Figure record extracts:
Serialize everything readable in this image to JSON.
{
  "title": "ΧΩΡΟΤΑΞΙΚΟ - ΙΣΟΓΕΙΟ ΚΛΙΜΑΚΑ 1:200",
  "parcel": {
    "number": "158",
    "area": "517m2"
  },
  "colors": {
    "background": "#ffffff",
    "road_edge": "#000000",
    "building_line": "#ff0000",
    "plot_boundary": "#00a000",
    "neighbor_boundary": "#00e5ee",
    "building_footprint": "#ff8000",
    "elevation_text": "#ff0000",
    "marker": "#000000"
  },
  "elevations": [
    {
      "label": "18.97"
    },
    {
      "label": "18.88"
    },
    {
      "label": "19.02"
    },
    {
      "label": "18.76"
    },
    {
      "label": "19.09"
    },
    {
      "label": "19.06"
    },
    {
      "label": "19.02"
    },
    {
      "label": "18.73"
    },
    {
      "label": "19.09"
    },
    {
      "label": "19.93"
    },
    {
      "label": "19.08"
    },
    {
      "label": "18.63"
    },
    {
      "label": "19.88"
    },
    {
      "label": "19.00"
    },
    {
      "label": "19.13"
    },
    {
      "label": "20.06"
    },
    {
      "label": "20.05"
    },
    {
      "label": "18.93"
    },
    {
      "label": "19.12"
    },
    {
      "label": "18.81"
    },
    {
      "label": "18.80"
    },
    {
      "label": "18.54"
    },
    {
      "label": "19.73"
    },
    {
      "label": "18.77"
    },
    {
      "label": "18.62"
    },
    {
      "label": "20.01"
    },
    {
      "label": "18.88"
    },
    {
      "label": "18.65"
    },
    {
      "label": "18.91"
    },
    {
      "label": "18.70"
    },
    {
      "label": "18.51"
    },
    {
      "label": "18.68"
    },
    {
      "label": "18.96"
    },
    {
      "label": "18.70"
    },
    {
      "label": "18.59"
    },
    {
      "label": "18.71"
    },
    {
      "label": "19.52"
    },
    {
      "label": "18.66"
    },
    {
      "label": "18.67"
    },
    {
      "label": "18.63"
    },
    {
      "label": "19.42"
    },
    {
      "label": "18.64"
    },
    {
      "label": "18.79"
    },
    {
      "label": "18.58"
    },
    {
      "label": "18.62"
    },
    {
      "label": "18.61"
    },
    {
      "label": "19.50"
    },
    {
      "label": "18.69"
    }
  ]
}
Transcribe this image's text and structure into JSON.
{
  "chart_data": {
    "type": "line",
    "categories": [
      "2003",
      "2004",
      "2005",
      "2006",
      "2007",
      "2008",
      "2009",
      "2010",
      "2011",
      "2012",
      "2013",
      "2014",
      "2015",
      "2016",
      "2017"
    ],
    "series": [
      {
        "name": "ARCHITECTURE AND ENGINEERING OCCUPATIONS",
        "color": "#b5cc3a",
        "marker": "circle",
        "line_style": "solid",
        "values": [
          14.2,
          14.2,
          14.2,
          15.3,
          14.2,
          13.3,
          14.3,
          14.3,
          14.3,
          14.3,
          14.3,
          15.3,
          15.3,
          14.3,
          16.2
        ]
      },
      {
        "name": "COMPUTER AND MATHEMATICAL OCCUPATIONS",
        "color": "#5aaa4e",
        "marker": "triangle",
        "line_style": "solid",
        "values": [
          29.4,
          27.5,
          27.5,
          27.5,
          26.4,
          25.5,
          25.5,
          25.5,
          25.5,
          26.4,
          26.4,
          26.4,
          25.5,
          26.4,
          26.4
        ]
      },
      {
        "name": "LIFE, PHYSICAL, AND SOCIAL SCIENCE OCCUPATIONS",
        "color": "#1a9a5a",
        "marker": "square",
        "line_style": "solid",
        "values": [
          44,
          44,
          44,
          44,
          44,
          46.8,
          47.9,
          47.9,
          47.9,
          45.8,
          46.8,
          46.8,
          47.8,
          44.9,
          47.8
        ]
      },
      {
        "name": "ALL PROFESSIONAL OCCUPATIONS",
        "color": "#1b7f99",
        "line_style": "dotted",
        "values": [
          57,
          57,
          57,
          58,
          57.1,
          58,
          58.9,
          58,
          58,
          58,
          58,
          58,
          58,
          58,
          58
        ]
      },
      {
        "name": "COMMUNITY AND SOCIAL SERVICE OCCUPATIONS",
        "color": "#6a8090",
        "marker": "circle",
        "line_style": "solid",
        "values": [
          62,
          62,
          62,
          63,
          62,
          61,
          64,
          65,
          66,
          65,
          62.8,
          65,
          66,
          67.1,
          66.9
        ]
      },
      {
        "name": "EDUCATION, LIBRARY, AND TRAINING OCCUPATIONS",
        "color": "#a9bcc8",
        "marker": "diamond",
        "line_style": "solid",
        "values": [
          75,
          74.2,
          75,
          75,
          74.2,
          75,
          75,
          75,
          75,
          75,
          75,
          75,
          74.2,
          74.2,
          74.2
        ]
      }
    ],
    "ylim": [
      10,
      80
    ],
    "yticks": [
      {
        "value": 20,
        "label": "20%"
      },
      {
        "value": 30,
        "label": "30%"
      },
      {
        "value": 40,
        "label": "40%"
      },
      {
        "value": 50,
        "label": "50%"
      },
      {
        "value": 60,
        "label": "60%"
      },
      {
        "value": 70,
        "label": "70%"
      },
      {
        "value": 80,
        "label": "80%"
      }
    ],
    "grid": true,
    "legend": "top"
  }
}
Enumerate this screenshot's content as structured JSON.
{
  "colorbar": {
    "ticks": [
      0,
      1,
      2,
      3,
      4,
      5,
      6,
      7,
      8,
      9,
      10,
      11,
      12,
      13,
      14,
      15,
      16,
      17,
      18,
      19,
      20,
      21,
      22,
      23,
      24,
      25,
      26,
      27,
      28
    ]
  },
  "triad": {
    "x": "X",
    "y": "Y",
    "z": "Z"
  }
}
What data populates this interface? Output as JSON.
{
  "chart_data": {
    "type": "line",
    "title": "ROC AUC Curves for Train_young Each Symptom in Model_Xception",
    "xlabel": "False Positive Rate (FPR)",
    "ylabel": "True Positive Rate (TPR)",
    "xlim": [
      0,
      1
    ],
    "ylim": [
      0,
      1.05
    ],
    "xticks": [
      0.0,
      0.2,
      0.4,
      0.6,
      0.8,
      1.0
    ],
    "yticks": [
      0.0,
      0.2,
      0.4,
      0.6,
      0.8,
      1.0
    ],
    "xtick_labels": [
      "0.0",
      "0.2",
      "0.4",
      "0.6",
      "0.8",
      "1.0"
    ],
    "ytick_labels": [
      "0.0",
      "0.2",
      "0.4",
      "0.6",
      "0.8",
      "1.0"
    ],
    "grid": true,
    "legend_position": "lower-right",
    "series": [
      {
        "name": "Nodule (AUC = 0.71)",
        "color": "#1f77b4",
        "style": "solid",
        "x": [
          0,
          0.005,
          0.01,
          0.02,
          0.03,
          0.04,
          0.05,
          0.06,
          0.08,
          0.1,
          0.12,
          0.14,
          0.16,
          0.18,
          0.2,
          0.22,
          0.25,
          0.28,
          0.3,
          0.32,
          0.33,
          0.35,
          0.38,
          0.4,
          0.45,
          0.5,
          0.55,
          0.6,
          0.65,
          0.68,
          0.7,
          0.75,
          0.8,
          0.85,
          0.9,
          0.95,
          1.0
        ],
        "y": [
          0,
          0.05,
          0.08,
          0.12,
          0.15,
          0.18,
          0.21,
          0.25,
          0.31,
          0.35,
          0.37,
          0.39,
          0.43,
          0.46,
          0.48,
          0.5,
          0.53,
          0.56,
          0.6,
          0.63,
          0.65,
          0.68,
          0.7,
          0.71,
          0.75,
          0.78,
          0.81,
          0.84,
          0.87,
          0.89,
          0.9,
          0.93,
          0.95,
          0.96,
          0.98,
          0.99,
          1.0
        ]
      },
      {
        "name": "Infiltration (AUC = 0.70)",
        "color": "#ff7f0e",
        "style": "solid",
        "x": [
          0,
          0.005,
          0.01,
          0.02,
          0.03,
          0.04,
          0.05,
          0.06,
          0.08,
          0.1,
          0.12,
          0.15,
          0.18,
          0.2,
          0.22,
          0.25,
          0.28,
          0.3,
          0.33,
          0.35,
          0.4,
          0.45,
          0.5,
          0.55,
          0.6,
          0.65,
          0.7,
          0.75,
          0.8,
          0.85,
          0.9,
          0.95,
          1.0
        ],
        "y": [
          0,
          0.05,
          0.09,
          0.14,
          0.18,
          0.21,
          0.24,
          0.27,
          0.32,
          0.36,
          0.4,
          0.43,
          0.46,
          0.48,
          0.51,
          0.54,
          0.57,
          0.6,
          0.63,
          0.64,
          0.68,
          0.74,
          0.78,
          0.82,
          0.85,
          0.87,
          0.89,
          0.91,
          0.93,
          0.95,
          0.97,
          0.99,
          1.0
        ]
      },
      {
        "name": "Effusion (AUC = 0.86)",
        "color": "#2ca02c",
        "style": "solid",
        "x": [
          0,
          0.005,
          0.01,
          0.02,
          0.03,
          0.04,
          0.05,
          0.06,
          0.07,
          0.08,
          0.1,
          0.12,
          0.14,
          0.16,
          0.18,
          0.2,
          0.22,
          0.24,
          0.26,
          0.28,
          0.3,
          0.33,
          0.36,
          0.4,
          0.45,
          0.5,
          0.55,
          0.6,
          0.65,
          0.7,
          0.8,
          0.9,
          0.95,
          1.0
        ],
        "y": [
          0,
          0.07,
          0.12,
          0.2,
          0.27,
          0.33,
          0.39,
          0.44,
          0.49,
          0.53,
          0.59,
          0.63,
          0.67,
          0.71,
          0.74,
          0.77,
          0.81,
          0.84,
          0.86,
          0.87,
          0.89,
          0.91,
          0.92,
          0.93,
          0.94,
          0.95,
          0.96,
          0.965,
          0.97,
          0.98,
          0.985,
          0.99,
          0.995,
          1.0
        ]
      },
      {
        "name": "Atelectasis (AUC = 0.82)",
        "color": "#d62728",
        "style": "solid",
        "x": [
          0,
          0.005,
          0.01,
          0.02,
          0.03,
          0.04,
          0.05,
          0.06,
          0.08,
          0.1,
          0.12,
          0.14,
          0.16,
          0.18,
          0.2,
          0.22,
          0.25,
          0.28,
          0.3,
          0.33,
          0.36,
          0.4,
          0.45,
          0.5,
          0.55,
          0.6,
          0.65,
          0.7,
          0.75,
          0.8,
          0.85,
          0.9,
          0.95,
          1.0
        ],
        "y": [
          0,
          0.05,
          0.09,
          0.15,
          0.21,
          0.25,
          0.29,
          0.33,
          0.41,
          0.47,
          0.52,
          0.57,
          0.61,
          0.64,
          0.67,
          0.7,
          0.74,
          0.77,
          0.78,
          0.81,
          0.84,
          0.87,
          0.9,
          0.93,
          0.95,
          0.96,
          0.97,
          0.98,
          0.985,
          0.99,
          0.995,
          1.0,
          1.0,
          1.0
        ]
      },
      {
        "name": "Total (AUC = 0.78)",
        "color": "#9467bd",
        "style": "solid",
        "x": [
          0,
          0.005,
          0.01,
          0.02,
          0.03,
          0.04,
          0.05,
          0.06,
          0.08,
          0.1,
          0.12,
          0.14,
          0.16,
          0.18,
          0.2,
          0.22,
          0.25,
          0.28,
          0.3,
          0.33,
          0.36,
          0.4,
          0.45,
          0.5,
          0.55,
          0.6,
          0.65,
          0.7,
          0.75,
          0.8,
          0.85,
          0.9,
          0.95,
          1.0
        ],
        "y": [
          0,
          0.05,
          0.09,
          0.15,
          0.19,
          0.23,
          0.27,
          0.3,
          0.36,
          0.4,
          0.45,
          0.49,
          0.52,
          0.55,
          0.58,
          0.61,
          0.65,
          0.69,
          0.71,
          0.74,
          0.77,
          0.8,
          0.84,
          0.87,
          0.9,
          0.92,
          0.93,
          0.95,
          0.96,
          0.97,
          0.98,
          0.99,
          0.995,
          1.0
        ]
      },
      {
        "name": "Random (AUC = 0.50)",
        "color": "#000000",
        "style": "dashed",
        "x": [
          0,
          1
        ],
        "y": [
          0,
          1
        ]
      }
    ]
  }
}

Goal of the exercise — Count the lines in the entries above that include the string "JSON", then give only that figure.

Final result — 4